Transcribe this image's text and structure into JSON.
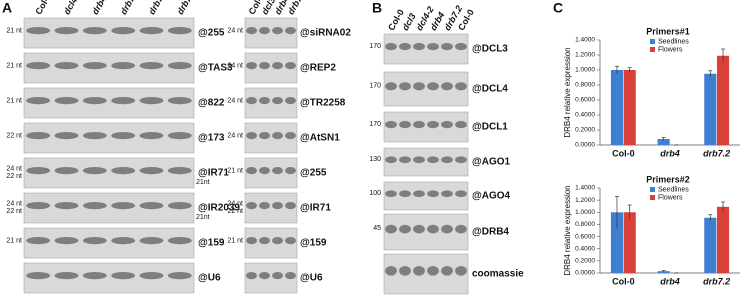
{
  "panel_a": {
    "label": "A",
    "left": {
      "lanes": [
        "Col-0",
        "dcl4-2",
        "drb4",
        "drb7.2",
        "drb7.2",
        "drb7.2"
      ],
      "rows": [
        {
          "probe": "@255",
          "sizes": [
            "21 nt"
          ]
        },
        {
          "probe": "@TAS3",
          "sizes": [
            "21 nt"
          ]
        },
        {
          "probe": "@822",
          "sizes": [
            "21 nt"
          ]
        },
        {
          "probe": "@173",
          "sizes": [
            "22 nt"
          ]
        },
        {
          "probe": "@IR71",
          "sizes": [
            "24 nt",
            "22 nt"
          ],
          "right_size": "21nt"
        },
        {
          "probe": "@IR2039",
          "sizes": [
            "24 nt",
            "22 nt"
          ],
          "right_size": "21nt"
        },
        {
          "probe": "@159",
          "sizes": [
            "21 nt"
          ]
        },
        {
          "probe": "@U6"
        }
      ]
    },
    "right": {
      "lanes": [
        "Col-0",
        "dcl3",
        "drb4",
        "drb7.2"
      ],
      "rows": [
        {
          "probe": "@siRNA02",
          "sizes": [
            "24 nt"
          ]
        },
        {
          "probe": "@REP2",
          "sizes": [
            "24 nt"
          ]
        },
        {
          "probe": "@TR2258",
          "sizes": [
            "24 nt"
          ]
        },
        {
          "probe": "@AtSN1",
          "sizes": [
            "24 nt"
          ]
        },
        {
          "probe": "@255",
          "sizes": [
            "21 nt"
          ]
        },
        {
          "probe": "@IR71",
          "sizes": [
            "24 nt",
            "22 nt"
          ]
        },
        {
          "probe": "@159",
          "sizes": [
            "21 nt"
          ]
        },
        {
          "probe": "@U6"
        }
      ]
    }
  },
  "panel_b": {
    "label": "B",
    "lanes": [
      "Col-0",
      "dcl3",
      "dcl4-2",
      "drb4",
      "drb7.2",
      "Col-0"
    ],
    "rows": [
      {
        "probe": "@DCL3",
        "marker": "170"
      },
      {
        "probe": "@DCL4",
        "marker": "170"
      },
      {
        "probe": "@DCL1",
        "marker": "170"
      },
      {
        "probe": "@AGO1",
        "marker": "130"
      },
      {
        "probe": "@AGO4",
        "marker": "100"
      },
      {
        "probe": "@DRB4",
        "marker": "45"
      },
      {
        "probe": "coomassie"
      }
    ]
  },
  "panel_c": {
    "label": "C"
  },
  "chart_data": [
    {
      "type": "bar",
      "title": "Primers#1",
      "ylabel": "DRB4 relative expression",
      "categories": [
        "Col-0",
        "drb4",
        "drb7.2"
      ],
      "series": [
        {
          "name": "Seedlines",
          "color": "#3f7fd1",
          "values": [
            1.0,
            0.08,
            0.95
          ],
          "errors": [
            0.05,
            0.02,
            0.04
          ]
        },
        {
          "name": "Flowers",
          "color": "#d9403a",
          "values": [
            1.0,
            0.0,
            1.19
          ],
          "errors": [
            0.03,
            0.0,
            0.09
          ]
        }
      ],
      "ylim": [
        0,
        1.4
      ],
      "yticks": [
        {
          "value": 0,
          "label": "0.0000"
        },
        {
          "value": 0.2,
          "label": "0.2000"
        },
        {
          "value": 0.4,
          "label": "0.4000"
        },
        {
          "value": 0.6,
          "label": "0.6000"
        },
        {
          "value": 0.8,
          "label": "0.8000"
        },
        {
          "value": 1.0,
          "label": "1.0000"
        },
        {
          "value": 1.2,
          "label": "1.2000"
        },
        {
          "value": 1.4,
          "label": "1.4000"
        }
      ]
    },
    {
      "type": "bar",
      "title": "Primers#2",
      "ylabel": "DRB4 relative expression",
      "categories": [
        "Col-0",
        "drb4",
        "drb7.2"
      ],
      "series": [
        {
          "name": "Seedlines",
          "color": "#3f7fd1",
          "values": [
            1.0,
            0.03,
            0.91
          ],
          "errors": [
            0.26,
            0.01,
            0.05
          ]
        },
        {
          "name": "Flowers",
          "color": "#d9403a",
          "values": [
            1.0,
            0.0,
            1.09
          ],
          "errors": [
            0.12,
            0.0,
            0.08
          ]
        }
      ],
      "ylim": [
        0,
        1.4
      ],
      "yticks": [
        {
          "value": 0,
          "label": "0.0000"
        },
        {
          "value": 0.2,
          "label": "0.2000"
        },
        {
          "value": 0.4,
          "label": "0.4000"
        },
        {
          "value": 0.6,
          "label": "0.6000"
        },
        {
          "value": 0.8,
          "label": "0.8000"
        },
        {
          "value": 1.0,
          "label": "1.0000"
        },
        {
          "value": 1.2,
          "label": "1.2000"
        },
        {
          "value": 1.4,
          "label": "1.4000"
        }
      ]
    }
  ]
}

* * * *

* _Goal of the exercise_:
Set each line of the records down exactly, leaving every picture out.

* _Problem solution_:
Transcribe this image's text and structure into JSON.
{
  "panel_a": {
    "label": "A",
    "left": {
      "lanes": [
        "Col-0",
        "dcl4-2",
        "drb4",
        "drb7.2",
        "drb7.2",
        "drb7.2"
      ],
      "rows": [
        {
          "probe": "@255",
          "sizes": [
            "21 nt"
          ]
        },
        {
          "probe": "@TAS3",
          "sizes": [
            "21 nt"
          ]
        },
        {
          "probe": "@822",
          "sizes": [
            "21 nt"
          ]
        },
        {
          "probe": "@173",
          "sizes": [
            "22 nt"
          ]
        },
        {
          "probe": "@IR71",
          "sizes": [
            "24 nt",
            "22 nt"
          ],
          "right_size": "21nt"
        },
        {
          "probe": "@IR2039",
          "sizes": [
            "24 nt",
            "22 nt"
          ],
          "right_size": "21nt"
        },
        {
          "probe": "@159",
          "sizes": [
            "21 nt"
          ]
        },
        {
          "probe": "@U6"
        }
      ]
    },
    "right": {
      "lanes": [
        "Col-0",
        "dcl3",
        "drb4",
        "drb7.2"
      ],
      "rows": [
        {
          "probe": "@siRNA02",
          "sizes": [
            "24 nt"
          ]
        },
        {
          "probe": "@REP2",
          "sizes": [
            "24 nt"
          ]
        },
        {
          "probe": "@TR2258",
          "sizes": [
            "24 nt"
          ]
        },
        {
          "probe": "@AtSN1",
          "sizes": [
            "24 nt"
          ]
        },
        {
          "probe": "@255",
          "sizes": [
            "21 nt"
          ]
        },
        {
          "probe": "@IR71",
          "sizes": [
            "24 nt",
            "22 nt"
          ]
        },
        {
          "probe": "@159",
          "sizes": [
            "21 nt"
          ]
        },
        {
          "probe": "@U6"
        }
      ]
    }
  },
  "panel_b": {
    "label": "B",
    "lanes": [
      "Col-0",
      "dcl3",
      "dcl4-2",
      "drb4",
      "drb7.2",
      "Col-0"
    ],
    "rows": [
      {
        "probe": "@DCL3",
        "marker": "170"
      },
      {
        "probe": "@DCL4",
        "marker": "170"
      },
      {
        "probe": "@DCL1",
        "marker": "170"
      },
      {
        "probe": "@AGO1",
        "marker": "130"
      },
      {
        "probe": "@AGO4",
        "marker": "100"
      },
      {
        "probe": "@DRB4",
        "marker": "45"
      },
      {
        "probe": "coomassie"
      }
    ]
  },
  "panel_c": {
    "label": "C"
  },
  "chart_data": [
    {
      "type": "bar",
      "title": "Primers#1",
      "ylabel": "DRB4 relative expression",
      "categories": [
        "Col-0",
        "drb4",
        "drb7.2"
      ],
      "series": [
        {
          "name": "Seedlines",
          "color": "#3f7fd1",
          "values": [
            1.0,
            0.08,
            0.95
          ],
          "errors": [
            0.05,
            0.02,
            0.04
          ]
        },
        {
          "name": "Flowers",
          "color": "#d9403a",
          "values": [
            1.0,
            0.0,
            1.19
          ],
          "errors": [
            0.03,
            0.0,
            0.09
          ]
        }
      ],
      "ylim": [
        0,
        1.4
      ],
      "yticks": [
        {
          "value": 0,
          "label": "0.0000"
        },
        {
          "value": 0.2,
          "label": "0.2000"
        },
        {
          "value": 0.4,
          "label": "0.4000"
        },
        {
          "value": 0.6,
          "label": "0.6000"
        },
        {
          "value": 0.8,
          "label": "0.8000"
        },
        {
          "value": 1.0,
          "label": "1.0000"
        },
        {
          "value": 1.2,
          "label": "1.2000"
        },
        {
          "value": 1.4,
          "label": "1.4000"
        }
      ]
    },
    {
      "type": "bar",
      "title": "Primers#2",
      "ylabel": "DRB4 relative expression",
      "categories": [
        "Col-0",
        "drb4",
        "drb7.2"
      ],
      "series": [
        {
          "name": "Seedlines",
          "color": "#3f7fd1",
          "values": [
            1.0,
            0.03,
            0.91
          ],
          "errors": [
            0.26,
            0.01,
            0.05
          ]
        },
        {
          "name": "Flowers",
          "color": "#d9403a",
          "values": [
            1.0,
            0.0,
            1.09
          ],
          "errors": [
            0.12,
            0.0,
            0.08
          ]
        }
      ],
      "ylim": [
        0,
        1.4
      ],
      "yticks": [
        {
          "value": 0,
          "label": "0.0000"
        },
        {
          "value": 0.2,
          "label": "0.2000"
        },
        {
          "value": 0.4,
          "label": "0.4000"
        },
        {
          "value": 0.6,
          "label": "0.6000"
        },
        {
          "value": 0.8,
          "label": "0.8000"
        },
        {
          "value": 1.0,
          "label": "1.0000"
        },
        {
          "value": 1.2,
          "label": "1.2000"
        },
        {
          "value": 1.4,
          "label": "1.4000"
        }
      ]
    }
  ]
}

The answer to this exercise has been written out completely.